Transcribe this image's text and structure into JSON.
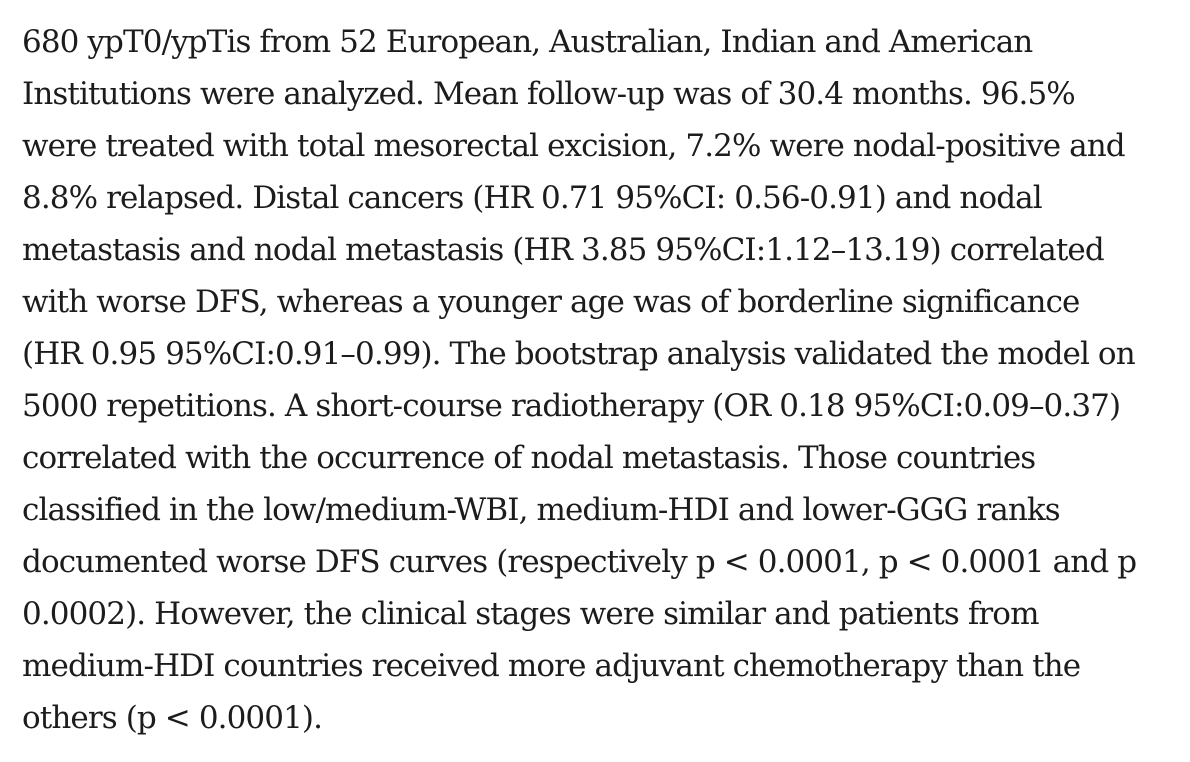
{
  "abstract": {
    "lines": [
      "680 ypT0/ypTis from 52 European, Australian, Indian and American",
      "Institutions were analyzed. Mean follow-up was of 30.4 months. 96.5%",
      "were treated with total mesorectal excision, 7.2% were nodal-positive and",
      "8.8% relapsed. Distal cancers (HR 0.71 95%CI: 0.56-0.91) and nodal",
      "metastasis and nodal metastasis (HR 3.85 95%CI:1.12–13.19) correlated",
      "with worse DFS, whereas a younger age was of borderline significance",
      "(HR 0.95 95%CI:0.91–0.99). The bootstrap analysis validated the model on",
      "5000 repetitions. A short-course radiotherapy (OR 0.18 95%CI:0.09–0.37)",
      "correlated with the occurrence of nodal metastasis. Those countries",
      "classified in the low/medium-WBI, medium-HDI and lower-GGG ranks",
      "documented worse DFS curves (respectively p < 0.0001, p < 0.0001 and p",
      "0.0002). However, the clinical stages were similar and patients from",
      "medium-HDI countries received more adjuvant chemotherapy than the",
      "others (p < 0.0001)."
    ]
  }
}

^^^^^^^^

- **Task objective**
Write the listing again exactly, duplicating every line and skipping the pictures.

- **Answer area**
Transcribe this image's text and structure into JSON.
{
  "abstract": {
    "lines": [
      "680 ypT0/ypTis from 52 European, Australian, Indian and American",
      "Institutions were analyzed. Mean follow-up was of 30.4 months. 96.5%",
      "were treated with total mesorectal excision, 7.2% were nodal-positive and",
      "8.8% relapsed. Distal cancers (HR 0.71 95%CI: 0.56-0.91) and nodal",
      "metastasis and nodal metastasis (HR 3.85 95%CI:1.12–13.19) correlated",
      "with worse DFS, whereas a younger age was of borderline significance",
      "(HR 0.95 95%CI:0.91–0.99). The bootstrap analysis validated the model on",
      "5000 repetitions. A short-course radiotherapy (OR 0.18 95%CI:0.09–0.37)",
      "correlated with the occurrence of nodal metastasis. Those countries",
      "classified in the low/medium-WBI, medium-HDI and lower-GGG ranks",
      "documented worse DFS curves (respectively p < 0.0001, p < 0.0001 and p",
      "0.0002). However, the clinical stages were similar and patients from",
      "medium-HDI countries received more adjuvant chemotherapy than the",
      "others (p < 0.0001)."
    ]
  }
}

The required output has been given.